### Goal
Reproduce each line bearing the word "projek".

### Record extracts
-*-

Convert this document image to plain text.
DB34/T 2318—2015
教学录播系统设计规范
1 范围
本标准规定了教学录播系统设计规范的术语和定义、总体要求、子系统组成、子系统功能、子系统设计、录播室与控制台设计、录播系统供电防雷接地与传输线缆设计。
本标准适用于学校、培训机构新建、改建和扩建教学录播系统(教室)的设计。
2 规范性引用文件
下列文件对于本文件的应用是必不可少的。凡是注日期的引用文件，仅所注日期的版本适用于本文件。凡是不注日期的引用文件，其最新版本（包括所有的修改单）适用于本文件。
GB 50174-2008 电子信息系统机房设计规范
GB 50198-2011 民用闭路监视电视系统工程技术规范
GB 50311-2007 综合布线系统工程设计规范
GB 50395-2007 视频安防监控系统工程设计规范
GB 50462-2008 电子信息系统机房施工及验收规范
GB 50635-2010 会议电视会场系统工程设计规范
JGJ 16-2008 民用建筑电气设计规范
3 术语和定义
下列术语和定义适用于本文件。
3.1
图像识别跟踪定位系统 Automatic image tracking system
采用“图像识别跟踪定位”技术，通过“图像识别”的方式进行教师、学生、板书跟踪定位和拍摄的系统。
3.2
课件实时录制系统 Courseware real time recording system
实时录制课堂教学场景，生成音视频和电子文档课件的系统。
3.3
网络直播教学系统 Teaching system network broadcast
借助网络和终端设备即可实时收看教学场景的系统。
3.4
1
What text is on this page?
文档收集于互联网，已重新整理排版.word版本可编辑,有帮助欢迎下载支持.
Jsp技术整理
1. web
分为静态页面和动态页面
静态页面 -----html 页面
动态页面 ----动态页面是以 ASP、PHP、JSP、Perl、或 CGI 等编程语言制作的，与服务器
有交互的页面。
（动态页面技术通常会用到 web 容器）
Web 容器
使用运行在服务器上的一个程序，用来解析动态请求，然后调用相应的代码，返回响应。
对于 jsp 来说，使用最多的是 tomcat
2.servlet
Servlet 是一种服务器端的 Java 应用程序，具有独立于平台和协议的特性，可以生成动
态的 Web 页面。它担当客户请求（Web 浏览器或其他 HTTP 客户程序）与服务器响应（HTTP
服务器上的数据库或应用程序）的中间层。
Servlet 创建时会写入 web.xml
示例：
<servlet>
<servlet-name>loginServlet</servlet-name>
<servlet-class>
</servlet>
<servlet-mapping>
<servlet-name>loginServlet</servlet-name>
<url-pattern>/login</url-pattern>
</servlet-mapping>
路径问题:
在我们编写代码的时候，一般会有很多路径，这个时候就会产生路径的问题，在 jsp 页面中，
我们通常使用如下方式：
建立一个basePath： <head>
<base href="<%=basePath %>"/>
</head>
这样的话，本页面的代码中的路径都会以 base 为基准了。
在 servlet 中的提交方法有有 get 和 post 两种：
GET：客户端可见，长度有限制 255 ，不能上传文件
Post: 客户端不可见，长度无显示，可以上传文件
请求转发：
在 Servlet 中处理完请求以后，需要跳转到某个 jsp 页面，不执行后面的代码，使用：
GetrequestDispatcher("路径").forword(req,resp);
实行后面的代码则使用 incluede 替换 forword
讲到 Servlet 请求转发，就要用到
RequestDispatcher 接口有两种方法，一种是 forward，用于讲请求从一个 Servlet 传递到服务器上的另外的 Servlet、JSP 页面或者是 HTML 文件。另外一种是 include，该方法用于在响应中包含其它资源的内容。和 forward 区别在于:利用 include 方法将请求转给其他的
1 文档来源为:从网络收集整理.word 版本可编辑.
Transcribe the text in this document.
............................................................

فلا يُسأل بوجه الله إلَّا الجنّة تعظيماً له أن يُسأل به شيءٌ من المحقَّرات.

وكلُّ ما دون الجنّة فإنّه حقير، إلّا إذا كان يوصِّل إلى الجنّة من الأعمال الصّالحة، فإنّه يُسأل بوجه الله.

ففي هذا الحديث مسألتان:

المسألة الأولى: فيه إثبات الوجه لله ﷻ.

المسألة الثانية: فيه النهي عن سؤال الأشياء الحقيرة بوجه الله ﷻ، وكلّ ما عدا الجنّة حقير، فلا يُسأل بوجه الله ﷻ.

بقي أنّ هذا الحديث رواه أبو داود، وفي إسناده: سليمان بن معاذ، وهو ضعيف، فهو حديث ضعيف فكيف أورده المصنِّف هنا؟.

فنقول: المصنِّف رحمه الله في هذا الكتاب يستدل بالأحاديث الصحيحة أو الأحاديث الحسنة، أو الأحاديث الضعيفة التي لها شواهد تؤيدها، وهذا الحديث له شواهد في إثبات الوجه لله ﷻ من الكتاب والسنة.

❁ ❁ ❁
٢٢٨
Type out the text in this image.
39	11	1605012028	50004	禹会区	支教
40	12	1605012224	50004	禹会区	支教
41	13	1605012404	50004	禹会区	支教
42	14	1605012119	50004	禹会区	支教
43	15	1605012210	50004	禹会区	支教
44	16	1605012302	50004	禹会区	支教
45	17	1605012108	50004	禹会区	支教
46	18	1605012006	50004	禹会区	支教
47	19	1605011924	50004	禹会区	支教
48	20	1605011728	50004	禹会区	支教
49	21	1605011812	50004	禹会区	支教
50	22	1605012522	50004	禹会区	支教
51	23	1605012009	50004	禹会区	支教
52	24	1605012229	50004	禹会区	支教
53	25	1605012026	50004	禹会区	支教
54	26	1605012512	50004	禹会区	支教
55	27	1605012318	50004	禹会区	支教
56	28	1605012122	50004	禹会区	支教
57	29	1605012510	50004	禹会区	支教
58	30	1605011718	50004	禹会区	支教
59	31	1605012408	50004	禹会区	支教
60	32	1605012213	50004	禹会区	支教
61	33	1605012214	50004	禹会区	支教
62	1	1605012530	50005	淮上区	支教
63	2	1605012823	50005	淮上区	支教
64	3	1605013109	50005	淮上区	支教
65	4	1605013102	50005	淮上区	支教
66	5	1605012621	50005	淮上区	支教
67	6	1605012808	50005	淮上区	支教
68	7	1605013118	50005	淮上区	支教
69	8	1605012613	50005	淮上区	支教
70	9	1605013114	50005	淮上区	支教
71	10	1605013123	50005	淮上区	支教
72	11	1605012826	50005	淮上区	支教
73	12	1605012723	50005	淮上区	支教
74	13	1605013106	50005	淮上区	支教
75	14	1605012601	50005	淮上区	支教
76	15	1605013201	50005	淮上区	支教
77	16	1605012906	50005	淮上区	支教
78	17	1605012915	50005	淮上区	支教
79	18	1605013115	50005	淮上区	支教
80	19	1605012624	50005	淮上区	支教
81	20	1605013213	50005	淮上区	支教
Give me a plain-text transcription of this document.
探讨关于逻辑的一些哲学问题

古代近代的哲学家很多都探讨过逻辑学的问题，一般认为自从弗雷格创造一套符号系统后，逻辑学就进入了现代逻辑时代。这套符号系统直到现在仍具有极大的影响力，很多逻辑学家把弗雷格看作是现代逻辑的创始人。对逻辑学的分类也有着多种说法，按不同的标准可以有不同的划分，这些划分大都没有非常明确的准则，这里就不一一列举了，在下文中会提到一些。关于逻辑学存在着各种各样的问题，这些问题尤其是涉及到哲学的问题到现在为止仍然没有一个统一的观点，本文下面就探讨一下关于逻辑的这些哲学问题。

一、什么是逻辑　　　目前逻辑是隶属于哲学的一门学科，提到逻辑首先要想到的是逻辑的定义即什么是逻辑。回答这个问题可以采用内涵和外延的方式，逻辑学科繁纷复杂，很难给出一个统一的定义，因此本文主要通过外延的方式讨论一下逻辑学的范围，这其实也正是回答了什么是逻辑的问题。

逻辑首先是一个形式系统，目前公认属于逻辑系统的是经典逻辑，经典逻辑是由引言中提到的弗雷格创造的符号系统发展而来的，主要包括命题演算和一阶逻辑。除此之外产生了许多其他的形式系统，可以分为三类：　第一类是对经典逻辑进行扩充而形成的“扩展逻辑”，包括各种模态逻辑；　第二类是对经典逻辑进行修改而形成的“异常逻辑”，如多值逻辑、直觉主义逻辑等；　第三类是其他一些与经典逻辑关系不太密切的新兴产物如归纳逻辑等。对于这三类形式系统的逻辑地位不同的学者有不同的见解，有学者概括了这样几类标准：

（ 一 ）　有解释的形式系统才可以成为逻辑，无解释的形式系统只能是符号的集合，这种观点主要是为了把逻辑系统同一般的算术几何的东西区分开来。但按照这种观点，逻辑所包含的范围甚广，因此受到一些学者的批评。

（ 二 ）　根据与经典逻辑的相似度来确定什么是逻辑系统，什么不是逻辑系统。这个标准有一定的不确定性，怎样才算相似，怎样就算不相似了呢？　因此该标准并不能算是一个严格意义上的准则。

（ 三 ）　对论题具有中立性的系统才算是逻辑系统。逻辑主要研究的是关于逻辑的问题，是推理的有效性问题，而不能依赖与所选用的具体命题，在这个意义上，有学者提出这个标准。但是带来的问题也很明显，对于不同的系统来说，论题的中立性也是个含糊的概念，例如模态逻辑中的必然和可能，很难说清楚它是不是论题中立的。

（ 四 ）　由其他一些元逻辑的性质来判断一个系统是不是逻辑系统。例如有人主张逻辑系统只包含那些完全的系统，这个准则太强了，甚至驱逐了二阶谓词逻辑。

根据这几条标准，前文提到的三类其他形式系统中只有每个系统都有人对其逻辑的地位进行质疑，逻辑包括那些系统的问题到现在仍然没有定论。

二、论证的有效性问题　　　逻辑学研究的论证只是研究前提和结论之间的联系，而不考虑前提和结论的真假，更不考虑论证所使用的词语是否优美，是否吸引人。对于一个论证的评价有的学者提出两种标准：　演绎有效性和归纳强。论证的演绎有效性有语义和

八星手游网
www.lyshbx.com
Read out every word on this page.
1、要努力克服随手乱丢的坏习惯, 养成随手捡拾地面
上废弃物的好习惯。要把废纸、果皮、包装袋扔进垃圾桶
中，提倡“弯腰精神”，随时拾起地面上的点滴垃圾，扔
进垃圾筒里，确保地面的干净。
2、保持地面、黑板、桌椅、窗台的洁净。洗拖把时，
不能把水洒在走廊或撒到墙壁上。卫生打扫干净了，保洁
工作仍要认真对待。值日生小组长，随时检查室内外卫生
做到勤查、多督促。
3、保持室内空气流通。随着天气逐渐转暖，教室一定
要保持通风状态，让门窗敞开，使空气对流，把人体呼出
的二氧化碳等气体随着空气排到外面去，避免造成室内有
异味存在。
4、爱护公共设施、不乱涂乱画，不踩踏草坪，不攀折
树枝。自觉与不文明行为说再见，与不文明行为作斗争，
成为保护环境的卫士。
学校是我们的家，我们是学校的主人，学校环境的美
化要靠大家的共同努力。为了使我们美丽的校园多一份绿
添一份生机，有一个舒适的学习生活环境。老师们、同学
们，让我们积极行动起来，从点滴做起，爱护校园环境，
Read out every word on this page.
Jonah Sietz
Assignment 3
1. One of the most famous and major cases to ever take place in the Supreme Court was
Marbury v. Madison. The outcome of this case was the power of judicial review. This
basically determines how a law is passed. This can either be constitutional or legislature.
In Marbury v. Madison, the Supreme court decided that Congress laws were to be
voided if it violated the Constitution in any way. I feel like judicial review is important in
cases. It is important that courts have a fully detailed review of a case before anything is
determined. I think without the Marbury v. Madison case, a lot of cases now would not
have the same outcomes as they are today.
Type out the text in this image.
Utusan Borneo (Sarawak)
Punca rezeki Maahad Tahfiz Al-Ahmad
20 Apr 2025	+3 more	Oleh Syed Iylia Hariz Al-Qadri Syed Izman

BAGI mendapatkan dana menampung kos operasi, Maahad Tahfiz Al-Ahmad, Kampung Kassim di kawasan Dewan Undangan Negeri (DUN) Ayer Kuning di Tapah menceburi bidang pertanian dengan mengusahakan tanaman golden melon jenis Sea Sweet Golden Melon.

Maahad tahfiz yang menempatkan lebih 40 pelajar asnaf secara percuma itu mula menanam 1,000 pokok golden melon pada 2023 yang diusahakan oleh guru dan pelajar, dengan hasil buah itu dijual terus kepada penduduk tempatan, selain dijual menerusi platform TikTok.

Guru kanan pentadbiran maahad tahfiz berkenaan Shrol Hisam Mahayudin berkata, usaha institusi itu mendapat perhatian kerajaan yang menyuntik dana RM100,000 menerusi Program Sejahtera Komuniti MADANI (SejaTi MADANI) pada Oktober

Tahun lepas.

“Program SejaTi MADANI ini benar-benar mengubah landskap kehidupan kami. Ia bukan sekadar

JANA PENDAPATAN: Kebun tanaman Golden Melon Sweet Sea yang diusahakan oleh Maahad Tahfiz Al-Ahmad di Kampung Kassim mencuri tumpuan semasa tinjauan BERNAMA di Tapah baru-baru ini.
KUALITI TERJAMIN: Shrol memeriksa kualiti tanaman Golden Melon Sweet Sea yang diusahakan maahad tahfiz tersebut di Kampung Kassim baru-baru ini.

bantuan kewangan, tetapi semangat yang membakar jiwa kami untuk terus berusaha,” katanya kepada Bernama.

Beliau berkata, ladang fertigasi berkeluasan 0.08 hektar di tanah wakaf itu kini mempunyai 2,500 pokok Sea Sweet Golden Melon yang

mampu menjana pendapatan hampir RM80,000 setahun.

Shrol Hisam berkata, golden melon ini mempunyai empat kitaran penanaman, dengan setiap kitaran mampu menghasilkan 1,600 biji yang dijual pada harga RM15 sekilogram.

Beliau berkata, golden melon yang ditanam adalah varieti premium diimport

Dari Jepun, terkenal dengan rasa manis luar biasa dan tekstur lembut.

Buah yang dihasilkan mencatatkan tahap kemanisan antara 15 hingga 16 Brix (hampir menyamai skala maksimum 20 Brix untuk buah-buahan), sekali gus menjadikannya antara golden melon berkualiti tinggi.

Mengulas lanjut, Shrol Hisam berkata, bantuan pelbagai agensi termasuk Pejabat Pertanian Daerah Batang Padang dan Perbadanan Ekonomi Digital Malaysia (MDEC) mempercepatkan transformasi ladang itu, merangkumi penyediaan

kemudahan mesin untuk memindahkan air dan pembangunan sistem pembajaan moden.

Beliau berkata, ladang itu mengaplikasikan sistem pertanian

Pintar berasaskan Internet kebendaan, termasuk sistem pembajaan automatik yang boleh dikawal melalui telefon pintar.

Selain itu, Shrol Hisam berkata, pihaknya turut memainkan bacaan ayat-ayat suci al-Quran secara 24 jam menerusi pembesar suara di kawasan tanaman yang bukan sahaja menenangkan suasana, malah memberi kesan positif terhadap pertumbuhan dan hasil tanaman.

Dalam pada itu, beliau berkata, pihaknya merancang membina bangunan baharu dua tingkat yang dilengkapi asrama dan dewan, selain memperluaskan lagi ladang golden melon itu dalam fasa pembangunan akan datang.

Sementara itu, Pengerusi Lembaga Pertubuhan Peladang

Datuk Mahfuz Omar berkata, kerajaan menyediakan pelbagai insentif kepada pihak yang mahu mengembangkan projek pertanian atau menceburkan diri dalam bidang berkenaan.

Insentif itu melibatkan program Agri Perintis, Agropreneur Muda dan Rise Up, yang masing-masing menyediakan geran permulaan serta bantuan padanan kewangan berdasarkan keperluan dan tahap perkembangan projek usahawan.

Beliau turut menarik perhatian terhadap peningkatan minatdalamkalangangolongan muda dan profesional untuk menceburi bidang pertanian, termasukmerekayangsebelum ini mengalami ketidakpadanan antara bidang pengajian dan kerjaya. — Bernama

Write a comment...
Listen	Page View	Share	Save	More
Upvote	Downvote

-*-

### Exercise output
Datuk Mahfuz Omar berkata, kerajaan menyediakan pelbagai insentif kepada pihak yang mahu mengembangkan projek pertanian atau menceburkan diri dalam bidang berkenaan.
Insentif itu melibatkan program Agri Perintis, Agropreneur Muda dan Rise Up, yang masing-masing menyediakan geran permulaan serta bantuan padanan kewangan berdasarkan keperluan dan tahap perkembangan projek usahawan.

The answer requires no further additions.